Document page records
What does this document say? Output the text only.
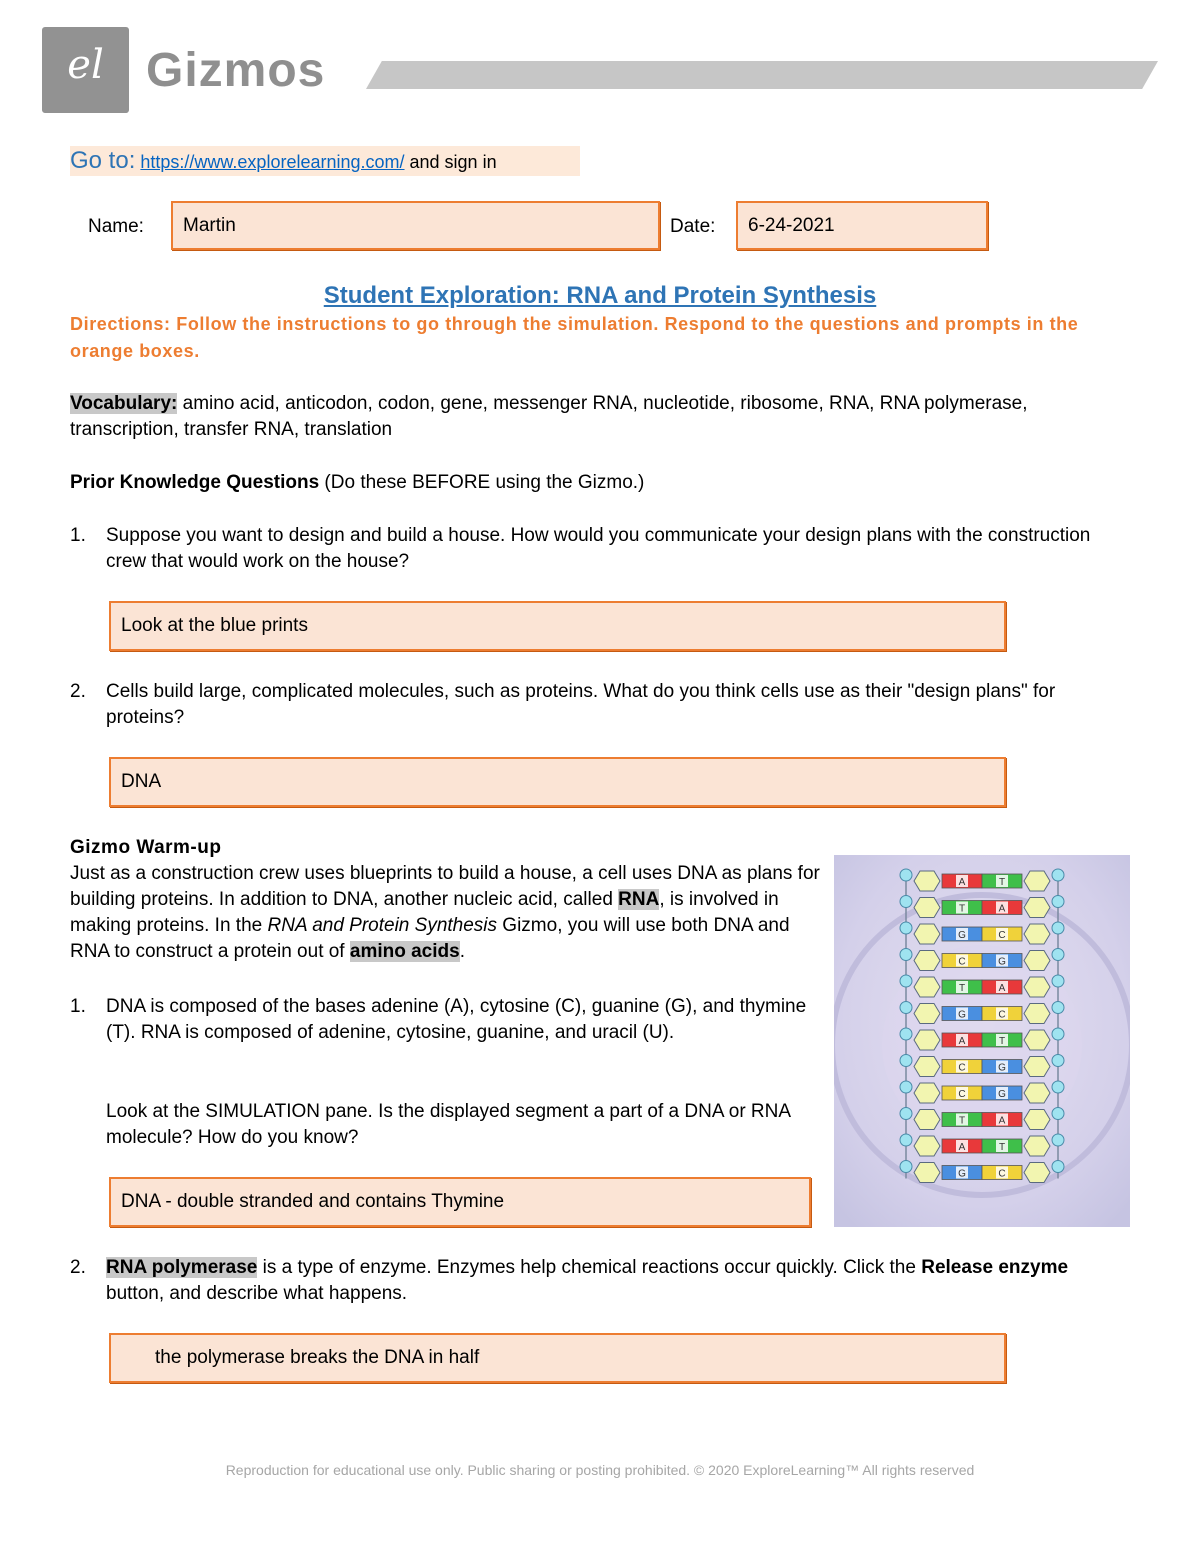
el Gizmos
Go to: https://www.explorelearning.com/ and sign in
Name:	Martin	Date:	6-24-2021
Student Exploration: RNA and Protein Synthesis
Directions: Follow the instructions to go through the simulation. Respond to the questions and prompts in the orange boxes.
Vocabulary: amino acid, anticodon, codon, gene, messenger RNA, nucleotide, ribosome, RNA, RNA polymerase, transcription, transfer RNA, translation
Prior Knowledge Questions (Do these BEFORE using the Gizmo.)
1. Suppose you want to design and build a house. How would you communicate your design plans with the construction crew that would work on the house?
Look at the blue prints
2. Cells build large, complicated molecules, such as proteins. What do you think cells use as their "design plans" for proteins?
DNA
Gizmo Warm-up
Just as a construction crew uses blueprints to build a house, a cell uses DNA as plans for building proteins. In addition to DNA, another nucleic acid, called RNA, is involved in making proteins. In the RNA and Protein Synthesis Gizmo, you will use both DNA and RNA to construct a protein out of amino acids.
1. DNA is composed of the bases adenine (A), cytosine (C), guanine (G), and thymine (T). RNA is composed of adenine, cytosine, guanine, and uracil (U).
Look at the SIMULATION pane. Is the displayed segment a part of a DNA or RNA molecule? How do you know?
DNA - double stranded and contains Thymine
2. RNA polymerase is a type of enzyme. Enzymes help chemical reactions occur quickly. Click the Release enzyme button, and describe what happens.
the polymerase breaks the DNA in half
A	T
T	A
G	C
C	G
T	A
G	C
A	T
C	G
C	G
T	A
A	T
G	C
Reproduction for educational use only. Public sharing or posting prohibited. © 2020 ExploreLearning™ All rights reserved
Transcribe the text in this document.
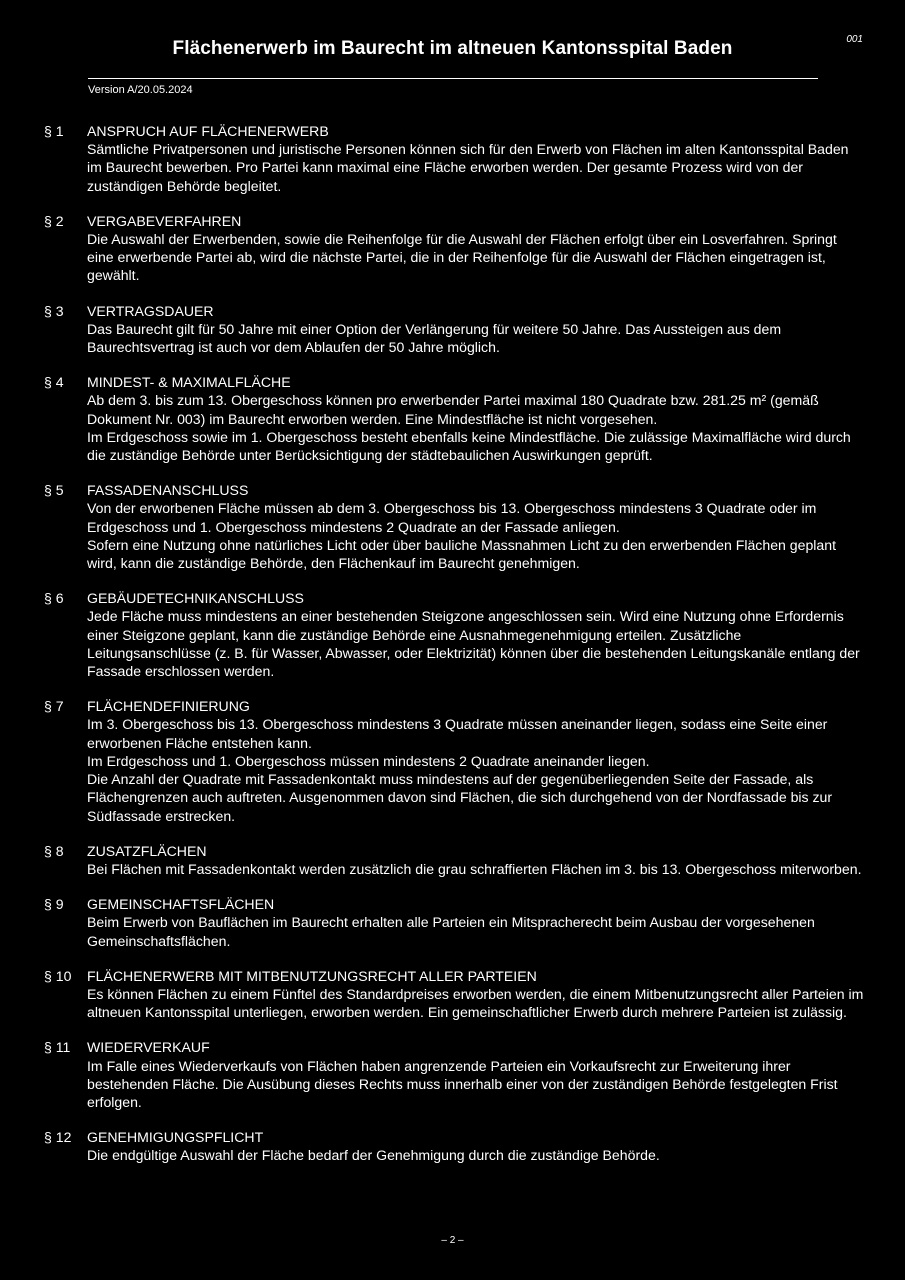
Flächenerwerb im Baurecht im altneuen Kantonsspital Baden	001
Version A/20.05.2024
§ 1	ANSPRUCH AUF FLÄCHENERWERB

Sämtliche Privatpersonen und juristische Personen können sich für den Erwerb von Flächen im alten Kantonsspital Baden im Baurecht bewerben. Pro Partei kann maximal eine Fläche erworben werden. Der gesamte Prozess wird von der zuständigen Behörde begleitet.

§ 2	VERGABEVERFAHREN

Die Auswahl der Erwerbenden, sowie die Reihenfolge für die Auswahl der Flächen erfolgt über ein Losverfahren. Springt eine erwerbende Partei ab, wird die nächste Partei, die in der Reihenfolge für die Auswahl der Flächen eingetragen ist, gewählt.

§ 3	VERTRAGSDAUER

Das Baurecht gilt für 50 Jahre mit einer Option der Verlängerung für weitere 50 Jahre. Das Aussteigen aus dem Baurechtsvertrag ist auch vor dem Ablaufen der 50 Jahre möglich.

§ 4	MINDEST- & MAXIMALFLÄCHE

Ab dem 3. bis zum 13. Obergeschoss können pro erwerbender Partei maximal 180 Quadrate bzw. 281.25 m² (gemäß Dokument Nr. 003) im Baurecht erworben werden. Eine Mindestfläche ist nicht vorgesehen.

Im Erdgeschoss sowie im 1. Obergeschoss besteht ebenfalls keine Mindestfläche. Die zulässige Maximalfläche wird durch die zuständige Behörde unter Berücksichtigung der städtebaulichen Auswirkungen geprüft.

§ 5	FASSADENANSCHLUSS

Von der erworbenen Fläche müssen ab dem 3. Obergeschoss bis 13. Obergeschoss mindestens 3 Quadrate oder im Erdgeschoss und 1. Obergeschoss mindestens 2 Quadrate an der Fassade anliegen.

Sofern eine Nutzung ohne natürliches Licht oder über bauliche Massnahmen Licht zu den erwerbenden Flächen geplant wird, kann die zuständige Behörde, den Flächenkauf im Baurecht genehmigen.

§ 6	GEBÄUDETECHNIKANSCHLUSS

Jede Fläche muss mindestens an einer bestehenden Steigzone angeschlossen sein. Wird eine Nutzung ohne Erfordernis einer Steigzone geplant, kann die zuständige Behörde eine Ausnahmegenehmigung erteilen. Zusätzliche Leitungsanschlüsse (z. B. für Wasser, Abwasser, oder Elektrizität) können über die bestehenden Leitungskanäle entlang der Fassade erschlossen werden.

§ 7	FLÄCHENDEFINIERUNG

Im 3. Obergeschoss bis 13. Obergeschoss mindestens 3 Quadrate müssen aneinander liegen, sodass eine Seite einer erworbenen Fläche entstehen kann.

Im Erdgeschoss und 1. Obergeschoss müssen mindestens 2 Quadrate aneinander liegen.

Die Anzahl der Quadrate mit Fassadenkontakt muss mindestens auf der gegenüberliegenden Seite der Fassade, als Flächengrenzen auch auftreten. Ausgenommen davon sind Flächen, die sich durchgehend von der Nordfassade bis zur Südfassade erstrecken.

§ 8	ZUSATZFLÄCHEN

Bei Flächen mit Fassadenkontakt werden zusätzlich die grau schraffierten Flächen im 3. bis 13. Obergeschoss miterworben.

§ 9	GEMEINSCHAFTSFLÄCHEN

Beim Erwerb von Bauflächen im Baurecht erhalten alle Parteien ein Mitspracherecht beim Ausbau der vorgesehenen Gemeinschaftsflächen.

§ 10	FLÄCHENERWERB MIT MITBENUTZUNGSRECHT ALLER PARTEIEN

Es können Flächen zu einem Fünftel des Standardpreises erworben werden, die einem Mitbenutzungsrecht aller Parteien im altneuen Kantonsspital unterliegen, erworben werden. Ein gemeinschaftlicher Erwerb durch mehrere Parteien ist zulässig.

§ 11	WIEDERVERKAUF

Im Falle eines Wiederverkaufs von Flächen haben angrenzende Parteien ein Vorkaufsrecht zur Erweiterung ihrer bestehenden Fläche. Die Ausübung dieses Rechts muss innerhalb einer von der zuständigen Behörde festgelegten Frist erfolgen.

§ 12	GENEHMIGUNGSPFLICHT

Die endgültige Auswahl der Fläche bedarf der Genehmigung durch die zuständige Behörde.

– 2 –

TASK BRIEF
Only an exact copy of the records counts as an answer. Leave out the images.

TASK RESULT
What does this document say? Output the text only.
el Gizmos
Go to: https://www.explorelearning.com/ and sign in
Name:	Martin	Date:	6-24-2021
Student Exploration: RNA and Protein Synthesis
Directions: Follow the instructions to go through the simulation. Respond to the questions and prompts in the orange boxes.
Vocabulary: amino acid, anticodon, codon, gene, messenger RNA, nucleotide, ribosome, RNA, RNA polymerase, transcription, transfer RNA, translation
Prior Knowledge Questions (Do these BEFORE using the Gizmo.)
1. Suppose you want to design and build a house. How would you communicate your design plans with the construction crew that would work on the house?
Look at the blue prints
2. Cells build large, complicated molecules, such as proteins. What do you think cells use as their "design plans" for proteins?
DNA
Gizmo Warm-up
Just as a construction crew uses blueprints to build a house, a cell uses DNA as plans for building proteins. In addition to DNA, another nucleic acid, called RNA, is involved in making proteins. In the RNA and Protein Synthesis Gizmo, you will use both DNA and RNA to construct a protein out of amino acids.
1. DNA is composed of the bases adenine (A), cytosine (C), guanine (G), and thymine (T). RNA is composed of adenine, cytosine, guanine, and uracil (U).
Look at the SIMULATION pane. Is the displayed segment a part of a DNA or RNA molecule? How do you know?
DNA - double stranded and contains Thymine
2. RNA polymerase is a type of enzyme. Enzymes help chemical reactions occur quickly. Click the Release enzyme button, and describe what happens.
the polymerase breaks the DNA in half
A	T
T	A
G	C
C	G
T	A
G	C
A	T
C	G
C	G
T	A
A	T
G	C
Reproduction for educational use only. Public sharing or posting prohibited. © 2020 ExploreLearning™ All rights reserved
Transcribe the text in this document.
Flächenerwerb im Baurecht im altneuen Kantonsspital Baden	001
Version A/20.05.2024
§ 1	ANSPRUCH AUF FLÄCHENERWERB

Sämtliche Privatpersonen und juristische Personen können sich für den Erwerb von Flächen im alten Kantonsspital Baden im Baurecht bewerben. Pro Partei kann maximal eine Fläche erworben werden. Der gesamte Prozess wird von der zuständigen Behörde begleitet.

§ 2	VERGABEVERFAHREN

Die Auswahl der Erwerbenden, sowie die Reihenfolge für die Auswahl der Flächen erfolgt über ein Losverfahren. Springt eine erwerbende Partei ab, wird die nächste Partei, die in der Reihenfolge für die Auswahl der Flächen eingetragen ist, gewählt.

§ 3	VERTRAGSDAUER

Das Baurecht gilt für 50 Jahre mit einer Option der Verlängerung für weitere 50 Jahre. Das Aussteigen aus dem Baurechtsvertrag ist auch vor dem Ablaufen der 50 Jahre möglich.

§ 4	MINDEST- & MAXIMALFLÄCHE

Ab dem 3. bis zum 13. Obergeschoss können pro erwerbender Partei maximal 180 Quadrate bzw. 281.25 m² (gemäß Dokument Nr. 003) im Baurecht erworben werden. Eine Mindestfläche ist nicht vorgesehen.

Im Erdgeschoss sowie im 1. Obergeschoss besteht ebenfalls keine Mindestfläche. Die zulässige Maximalfläche wird durch die zuständige Behörde unter Berücksichtigung der städtebaulichen Auswirkungen geprüft.

§ 5	FASSADENANSCHLUSS

Von der erworbenen Fläche müssen ab dem 3. Obergeschoss bis 13. Obergeschoss mindestens 3 Quadrate oder im Erdgeschoss und 1. Obergeschoss mindestens 2 Quadrate an der Fassade anliegen.

Sofern eine Nutzung ohne natürliches Licht oder über bauliche Massnahmen Licht zu den erwerbenden Flächen geplant wird, kann die zuständige Behörde, den Flächenkauf im Baurecht genehmigen.

§ 6	GEBÄUDETECHNIKANSCHLUSS

Jede Fläche muss mindestens an einer bestehenden Steigzone angeschlossen sein. Wird eine Nutzung ohne Erfordernis einer Steigzone geplant, kann die zuständige Behörde eine Ausnahmegenehmigung erteilen. Zusätzliche Leitungsanschlüsse (z. B. für Wasser, Abwasser, oder Elektrizität) können über die bestehenden Leitungskanäle entlang der Fassade erschlossen werden.

§ 7	FLÄCHENDEFINIERUNG

Im 3. Obergeschoss bis 13. Obergeschoss mindestens 3 Quadrate müssen aneinander liegen, sodass eine Seite einer erworbenen Fläche entstehen kann.

Im Erdgeschoss und 1. Obergeschoss müssen mindestens 2 Quadrate aneinander liegen.

Die Anzahl der Quadrate mit Fassadenkontakt muss mindestens auf der gegenüberliegenden Seite der Fassade, als Flächengrenzen auch auftreten. Ausgenommen davon sind Flächen, die sich durchgehend von der Nordfassade bis zur Südfassade erstrecken.

§ 8	ZUSATZFLÄCHEN

Bei Flächen mit Fassadenkontakt werden zusätzlich die grau schraffierten Flächen im 3. bis 13. Obergeschoss miterworben.

§ 9	GEMEINSCHAFTSFLÄCHEN

Beim Erwerb von Bauflächen im Baurecht erhalten alle Parteien ein Mitspracherecht beim Ausbau der vorgesehenen Gemeinschaftsflächen.

§ 10	FLÄCHENERWERB MIT MITBENUTZUNGSRECHT ALLER PARTEIEN

Es können Flächen zu einem Fünftel des Standardpreises erworben werden, die einem Mitbenutzungsrecht aller Parteien im altneuen Kantonsspital unterliegen, erworben werden. Ein gemeinschaftlicher Erwerb durch mehrere Parteien ist zulässig.

§ 11	WIEDERVERKAUF

Im Falle eines Wiederverkaufs von Flächen haben angrenzende Parteien ein Vorkaufsrecht zur Erweiterung ihrer bestehenden Fläche. Die Ausübung dieses Rechts muss innerhalb einer von der zuständigen Behörde festgelegten Frist erfolgen.

§ 12	GENEHMIGUNGSPFLICHT

Die endgültige Auswahl der Fläche bedarf der Genehmigung durch die zuständige Behörde.

– 2 –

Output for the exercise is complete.